**TEXT PASSAGE:**
——

Blood Flow Restriction Resistance Training Intervention on Vascular Function

Endothelial Function Clinical Trial

Official title:

The Effect of Blood Flow Restriction Resistance Training on Vascular Function: Wide-Rigid Cuffs vs. Narrow-Elastic Bands

Clinical Trial Details — Status: Recruiting

Administrative data

• NCT number: NCT05451641
• Other study ID #: STUDY00002999
• Status: Recruiting
• Phase: N/A
• Start date: September 20, 2022
• Est. completion date: February 2024

Study information

• Verified date: August 2023
• Source: University of Texas at Austin
• Contact: Lin-Sheng Chen
• Phone: 765-775-3257
• Email: samas9944[@]gmail.com
• Is FDA regulated: No
• Study type: Interventional

Clinical Trial Summary

The purpose of this study is to investigate the effect of blood flow restriction (BFR) resistance training on vascular function. The investigators aim to compare the effects of different BFR devices (wide-rigid cuffs and narrow elastic bands) on vascular function. The investigators hypothesize that BFR resistance training with wide-rigid cuffs might have a minor negative effect (short-term and reversible) on vascular function, while BFR resistance training with narrow-elastic bands may improve vascular function. Both training methods are equally effective in increasing muscle strength.

——

**EXERCISE DATA:**
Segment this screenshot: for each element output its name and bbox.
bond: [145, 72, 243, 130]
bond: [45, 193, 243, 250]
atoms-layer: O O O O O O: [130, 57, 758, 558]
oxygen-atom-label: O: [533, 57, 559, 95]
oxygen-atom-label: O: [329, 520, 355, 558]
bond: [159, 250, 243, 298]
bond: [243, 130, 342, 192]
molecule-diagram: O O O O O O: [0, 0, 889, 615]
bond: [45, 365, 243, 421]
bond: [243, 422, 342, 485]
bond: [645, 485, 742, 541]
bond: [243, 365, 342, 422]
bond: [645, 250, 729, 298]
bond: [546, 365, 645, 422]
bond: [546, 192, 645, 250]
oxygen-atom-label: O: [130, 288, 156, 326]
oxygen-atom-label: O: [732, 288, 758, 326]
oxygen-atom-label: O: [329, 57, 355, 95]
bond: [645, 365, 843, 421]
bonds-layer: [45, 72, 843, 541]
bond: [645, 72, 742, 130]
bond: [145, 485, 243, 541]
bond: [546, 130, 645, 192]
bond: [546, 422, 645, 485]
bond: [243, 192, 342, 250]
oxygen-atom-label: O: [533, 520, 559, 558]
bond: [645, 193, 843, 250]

——

**USING THE INFORMATION:**
[a] Copy word for word the part of the trial listing that begins with the words containing "Study information" and ends with "increasing muscle strength.".
[b] Based on the trial listing, answer yes or no to each statement below and quote the deciding words: (i) The study is regulated by the FDA. (ii) The investigators expect that training with narrow-elastic bands may improve vascular function. (iii) The trial's status is given as completed.

**RESPONSE LIST:**
[a]
Study information

• Verified date: August 2023
• Source: University of Texas at Austin
• Contact: Lin-Sheng Chen
• Phone: 765-775-3257
• Email: samas9944[@]gmail.com
• Is FDA regulated: No
• Study type: Interventional

Clinical Trial Summary

The purpose of this study is to investigate the effect of blood flow restriction (BFR) resistance training on vascular function. The investigators aim to compare the effects of different BFR devices (wide-rigid cuffs and narrow elastic bands) on vascular function. The investigators hypothesize that BFR resistance training with wide-rigid cuffs might have a minor negative effect (short-term and reversible) on vascular function, while BFR resistance training with narrow-elastic bands may improve vascular function. Both training methods are equally effective in increasing muscle strength.

[b]
(i) No: "Is FDA regulated: No"
(ii) Yes: "while BFR resistance training with narrow-elastic bands may improve vascular function"
(iii) No: "Status: Recruiting"